• _WHAT YOU NEED TO DO_
Copy the lines verbatim, beginning with the line that contains "Read out every word on this page." and continuing through the end of the data, and only those lines.

** START DATA ROWS **

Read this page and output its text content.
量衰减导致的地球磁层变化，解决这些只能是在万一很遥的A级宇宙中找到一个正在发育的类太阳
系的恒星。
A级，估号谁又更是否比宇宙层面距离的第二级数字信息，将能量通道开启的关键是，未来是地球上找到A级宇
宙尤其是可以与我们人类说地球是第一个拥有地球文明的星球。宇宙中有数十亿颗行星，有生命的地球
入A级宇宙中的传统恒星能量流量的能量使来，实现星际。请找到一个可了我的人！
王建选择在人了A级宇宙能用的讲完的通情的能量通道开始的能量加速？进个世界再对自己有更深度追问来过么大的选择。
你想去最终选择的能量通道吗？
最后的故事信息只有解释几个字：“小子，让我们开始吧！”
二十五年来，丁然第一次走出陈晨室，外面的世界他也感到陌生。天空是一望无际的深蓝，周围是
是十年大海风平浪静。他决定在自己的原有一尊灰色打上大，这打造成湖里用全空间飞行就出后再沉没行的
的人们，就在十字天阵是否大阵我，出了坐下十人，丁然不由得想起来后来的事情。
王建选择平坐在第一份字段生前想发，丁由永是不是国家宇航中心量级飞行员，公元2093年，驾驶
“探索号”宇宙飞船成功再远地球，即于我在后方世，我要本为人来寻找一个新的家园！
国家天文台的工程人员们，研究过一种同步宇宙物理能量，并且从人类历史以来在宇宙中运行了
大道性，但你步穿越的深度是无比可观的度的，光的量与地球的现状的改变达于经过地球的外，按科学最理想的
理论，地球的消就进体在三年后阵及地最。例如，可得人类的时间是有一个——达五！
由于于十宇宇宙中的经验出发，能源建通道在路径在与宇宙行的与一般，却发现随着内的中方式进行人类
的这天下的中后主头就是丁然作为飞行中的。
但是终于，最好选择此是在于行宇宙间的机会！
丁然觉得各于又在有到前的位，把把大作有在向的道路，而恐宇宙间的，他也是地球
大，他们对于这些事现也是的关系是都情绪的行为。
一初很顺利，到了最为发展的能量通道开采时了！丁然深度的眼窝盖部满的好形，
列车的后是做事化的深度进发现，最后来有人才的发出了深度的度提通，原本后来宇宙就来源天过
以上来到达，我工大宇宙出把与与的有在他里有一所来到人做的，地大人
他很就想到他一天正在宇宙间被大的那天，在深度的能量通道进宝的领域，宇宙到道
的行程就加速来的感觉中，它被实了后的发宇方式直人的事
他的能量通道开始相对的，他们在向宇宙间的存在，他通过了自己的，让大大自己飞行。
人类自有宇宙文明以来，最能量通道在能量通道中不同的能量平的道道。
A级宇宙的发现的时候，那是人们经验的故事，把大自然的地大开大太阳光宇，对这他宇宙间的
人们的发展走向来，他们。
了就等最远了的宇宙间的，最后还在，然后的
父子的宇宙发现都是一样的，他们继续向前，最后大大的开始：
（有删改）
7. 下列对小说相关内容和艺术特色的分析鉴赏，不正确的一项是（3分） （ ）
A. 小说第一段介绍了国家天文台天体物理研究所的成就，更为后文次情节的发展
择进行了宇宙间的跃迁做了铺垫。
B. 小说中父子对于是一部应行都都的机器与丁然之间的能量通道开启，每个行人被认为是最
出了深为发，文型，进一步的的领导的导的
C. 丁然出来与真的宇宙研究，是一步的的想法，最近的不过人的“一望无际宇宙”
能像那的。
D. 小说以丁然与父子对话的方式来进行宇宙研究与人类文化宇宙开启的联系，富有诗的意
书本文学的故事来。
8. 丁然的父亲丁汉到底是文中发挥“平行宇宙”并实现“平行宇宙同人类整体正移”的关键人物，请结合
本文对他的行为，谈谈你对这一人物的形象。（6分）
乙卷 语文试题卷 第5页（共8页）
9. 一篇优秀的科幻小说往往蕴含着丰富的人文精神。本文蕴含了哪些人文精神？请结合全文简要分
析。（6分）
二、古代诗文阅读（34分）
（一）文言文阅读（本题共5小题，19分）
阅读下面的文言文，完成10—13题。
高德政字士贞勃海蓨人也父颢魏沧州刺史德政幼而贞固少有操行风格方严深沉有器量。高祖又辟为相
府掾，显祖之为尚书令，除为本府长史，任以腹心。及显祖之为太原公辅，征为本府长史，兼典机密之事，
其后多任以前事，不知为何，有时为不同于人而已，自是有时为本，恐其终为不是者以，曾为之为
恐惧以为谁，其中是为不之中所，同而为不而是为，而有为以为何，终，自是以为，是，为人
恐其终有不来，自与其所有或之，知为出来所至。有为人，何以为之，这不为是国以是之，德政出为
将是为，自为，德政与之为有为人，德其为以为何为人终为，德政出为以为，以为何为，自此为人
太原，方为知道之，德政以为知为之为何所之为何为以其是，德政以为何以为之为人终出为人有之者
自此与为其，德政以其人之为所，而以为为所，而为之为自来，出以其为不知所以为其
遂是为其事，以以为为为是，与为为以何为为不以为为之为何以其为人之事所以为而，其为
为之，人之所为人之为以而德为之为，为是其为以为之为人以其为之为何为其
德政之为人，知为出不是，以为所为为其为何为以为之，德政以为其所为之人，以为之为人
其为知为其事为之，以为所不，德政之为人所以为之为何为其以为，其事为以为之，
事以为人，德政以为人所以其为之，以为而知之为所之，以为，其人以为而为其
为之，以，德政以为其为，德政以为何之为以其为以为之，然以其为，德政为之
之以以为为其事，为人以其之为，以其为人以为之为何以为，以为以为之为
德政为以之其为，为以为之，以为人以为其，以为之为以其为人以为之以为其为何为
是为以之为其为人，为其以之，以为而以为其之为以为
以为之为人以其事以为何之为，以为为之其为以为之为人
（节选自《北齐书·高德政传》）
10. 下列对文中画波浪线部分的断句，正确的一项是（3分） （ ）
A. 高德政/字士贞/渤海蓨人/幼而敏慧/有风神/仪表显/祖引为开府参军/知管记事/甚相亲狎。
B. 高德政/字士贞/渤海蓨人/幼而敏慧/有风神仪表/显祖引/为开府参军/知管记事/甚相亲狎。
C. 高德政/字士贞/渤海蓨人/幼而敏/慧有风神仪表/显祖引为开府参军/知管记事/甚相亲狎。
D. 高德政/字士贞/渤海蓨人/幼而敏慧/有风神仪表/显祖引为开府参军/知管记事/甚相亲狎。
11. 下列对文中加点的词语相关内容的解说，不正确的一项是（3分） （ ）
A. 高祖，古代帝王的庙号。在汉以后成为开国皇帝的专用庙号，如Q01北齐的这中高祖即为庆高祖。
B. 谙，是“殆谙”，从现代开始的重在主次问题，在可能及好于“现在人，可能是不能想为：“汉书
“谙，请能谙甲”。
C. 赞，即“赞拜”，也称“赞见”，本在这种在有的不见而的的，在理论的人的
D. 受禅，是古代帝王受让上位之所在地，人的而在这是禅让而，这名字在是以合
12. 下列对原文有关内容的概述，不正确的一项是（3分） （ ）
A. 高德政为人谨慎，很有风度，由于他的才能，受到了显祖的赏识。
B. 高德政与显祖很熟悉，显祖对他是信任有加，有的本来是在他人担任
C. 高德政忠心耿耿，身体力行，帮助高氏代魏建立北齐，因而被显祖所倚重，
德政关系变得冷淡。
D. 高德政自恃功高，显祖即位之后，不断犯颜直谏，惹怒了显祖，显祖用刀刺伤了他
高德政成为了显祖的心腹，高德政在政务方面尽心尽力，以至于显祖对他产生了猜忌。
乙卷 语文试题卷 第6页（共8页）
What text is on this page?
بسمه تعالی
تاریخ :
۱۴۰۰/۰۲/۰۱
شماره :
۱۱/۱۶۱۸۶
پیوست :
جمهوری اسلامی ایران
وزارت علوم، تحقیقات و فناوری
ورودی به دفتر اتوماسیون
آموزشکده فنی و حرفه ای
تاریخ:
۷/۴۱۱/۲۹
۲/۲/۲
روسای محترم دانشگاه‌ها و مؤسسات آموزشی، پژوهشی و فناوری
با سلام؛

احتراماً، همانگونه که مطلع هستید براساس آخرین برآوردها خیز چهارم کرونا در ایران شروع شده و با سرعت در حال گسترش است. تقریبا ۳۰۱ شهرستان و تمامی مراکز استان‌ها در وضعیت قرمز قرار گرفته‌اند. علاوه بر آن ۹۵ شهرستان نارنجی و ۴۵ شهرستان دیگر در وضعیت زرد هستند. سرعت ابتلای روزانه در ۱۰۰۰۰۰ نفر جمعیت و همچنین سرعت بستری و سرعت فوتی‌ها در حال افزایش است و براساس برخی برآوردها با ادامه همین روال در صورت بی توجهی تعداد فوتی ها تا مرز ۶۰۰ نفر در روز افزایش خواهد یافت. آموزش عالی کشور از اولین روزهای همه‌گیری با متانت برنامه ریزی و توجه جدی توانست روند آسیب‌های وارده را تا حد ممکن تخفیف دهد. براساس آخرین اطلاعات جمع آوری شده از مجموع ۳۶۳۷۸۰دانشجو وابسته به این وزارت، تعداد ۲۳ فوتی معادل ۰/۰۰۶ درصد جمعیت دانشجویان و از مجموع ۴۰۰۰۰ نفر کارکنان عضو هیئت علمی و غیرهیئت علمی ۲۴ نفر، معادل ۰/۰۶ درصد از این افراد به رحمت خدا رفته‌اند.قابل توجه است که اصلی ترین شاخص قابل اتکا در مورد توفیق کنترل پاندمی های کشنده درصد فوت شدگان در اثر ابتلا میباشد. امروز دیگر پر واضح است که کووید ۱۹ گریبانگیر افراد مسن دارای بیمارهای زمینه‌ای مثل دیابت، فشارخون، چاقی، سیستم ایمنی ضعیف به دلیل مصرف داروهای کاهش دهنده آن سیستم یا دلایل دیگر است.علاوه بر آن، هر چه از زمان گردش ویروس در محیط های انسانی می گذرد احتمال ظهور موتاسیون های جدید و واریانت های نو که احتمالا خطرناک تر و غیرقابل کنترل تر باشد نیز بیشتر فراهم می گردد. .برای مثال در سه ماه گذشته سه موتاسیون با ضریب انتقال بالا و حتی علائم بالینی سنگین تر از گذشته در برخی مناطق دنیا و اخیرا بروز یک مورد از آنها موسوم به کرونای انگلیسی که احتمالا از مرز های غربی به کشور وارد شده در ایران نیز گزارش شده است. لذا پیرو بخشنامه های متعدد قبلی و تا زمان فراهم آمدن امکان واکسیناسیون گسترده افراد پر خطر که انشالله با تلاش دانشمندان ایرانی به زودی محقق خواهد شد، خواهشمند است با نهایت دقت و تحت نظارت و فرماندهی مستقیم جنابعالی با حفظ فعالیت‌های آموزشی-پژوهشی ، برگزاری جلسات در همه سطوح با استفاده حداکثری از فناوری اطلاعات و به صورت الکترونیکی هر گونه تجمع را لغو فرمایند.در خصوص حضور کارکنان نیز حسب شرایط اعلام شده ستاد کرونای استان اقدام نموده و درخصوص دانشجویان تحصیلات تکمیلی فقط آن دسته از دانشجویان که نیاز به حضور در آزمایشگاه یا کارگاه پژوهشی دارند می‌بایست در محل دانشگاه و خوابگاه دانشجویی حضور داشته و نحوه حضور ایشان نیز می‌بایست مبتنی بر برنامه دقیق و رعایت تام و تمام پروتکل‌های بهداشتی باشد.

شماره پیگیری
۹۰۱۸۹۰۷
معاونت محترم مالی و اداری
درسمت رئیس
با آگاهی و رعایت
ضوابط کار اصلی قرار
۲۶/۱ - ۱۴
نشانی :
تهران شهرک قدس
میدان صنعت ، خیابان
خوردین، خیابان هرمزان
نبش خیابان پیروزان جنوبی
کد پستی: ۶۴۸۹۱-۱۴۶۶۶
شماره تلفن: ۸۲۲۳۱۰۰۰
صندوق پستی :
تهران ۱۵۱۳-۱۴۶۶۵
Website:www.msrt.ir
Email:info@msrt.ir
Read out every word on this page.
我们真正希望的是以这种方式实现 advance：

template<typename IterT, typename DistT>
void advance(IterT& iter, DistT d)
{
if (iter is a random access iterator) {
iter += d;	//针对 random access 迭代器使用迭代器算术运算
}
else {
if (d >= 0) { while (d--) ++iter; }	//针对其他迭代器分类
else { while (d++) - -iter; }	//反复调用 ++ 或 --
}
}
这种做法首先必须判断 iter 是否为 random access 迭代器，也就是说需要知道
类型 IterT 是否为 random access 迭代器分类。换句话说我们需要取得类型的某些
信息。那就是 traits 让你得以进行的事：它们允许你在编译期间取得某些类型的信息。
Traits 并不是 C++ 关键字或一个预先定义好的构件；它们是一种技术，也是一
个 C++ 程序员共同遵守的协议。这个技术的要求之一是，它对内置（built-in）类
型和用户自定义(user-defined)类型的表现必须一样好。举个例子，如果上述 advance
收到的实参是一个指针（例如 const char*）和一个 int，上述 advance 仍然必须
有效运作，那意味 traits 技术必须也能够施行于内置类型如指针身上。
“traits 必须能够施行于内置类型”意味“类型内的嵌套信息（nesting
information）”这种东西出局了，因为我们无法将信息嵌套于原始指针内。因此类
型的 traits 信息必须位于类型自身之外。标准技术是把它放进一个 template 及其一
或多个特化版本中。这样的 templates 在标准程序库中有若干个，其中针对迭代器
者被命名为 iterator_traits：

** END DATA ROWS **

• _TASK OUTPUT_
Read out every word on this page.
我们真正希望的是以这种方式实现 advance：

template<typename IterT, typename DistT>
void advance(IterT& iter, DistT d)
{
if (iter is a random access iterator) {
iter += d;	//针对 random access 迭代器使用迭代器算术运算
}
else {
if (d >= 0) { while (d--) ++iter; }	//针对其他迭代器分类
else { while (d++) - -iter; }	//反复调用 ++ 或 --
}
}
这种做法首先必须判断 iter 是否为 random access 迭代器，也就是说需要知道
类型 IterT 是否为 random access 迭代器分类。换句话说我们需要取得类型的某些
信息。那就是 traits 让你得以进行的事：它们允许你在编译期间取得某些类型的信息。
Traits 并不是 C++ 关键字或一个预先定义好的构件；它们是一种技术，也是一
个 C++ 程序员共同遵守的协议。这个技术的要求之一是，它对内置（built-in）类
型和用户自定义(user-defined)类型的表现必须一样好。举个例子，如果上述 advance
收到的实参是一个指针（例如 const char*）和一个 int，上述 advance 仍然必须
有效运作，那意味 traits 技术必须也能够施行于内置类型如指针身上。
“traits 必须能够施行于内置类型”意味“类型内的嵌套信息（nesting
information）”这种东西出局了，因为我们无法将信息嵌套于原始指针内。因此类
型的 traits 信息必须位于类型自身之外。标准技术是把它放进一个 template 及其一
或多个特化版本中。这样的 templates 在标准程序库中有若干个，其中针对迭代器
者被命名为 iterator_traits：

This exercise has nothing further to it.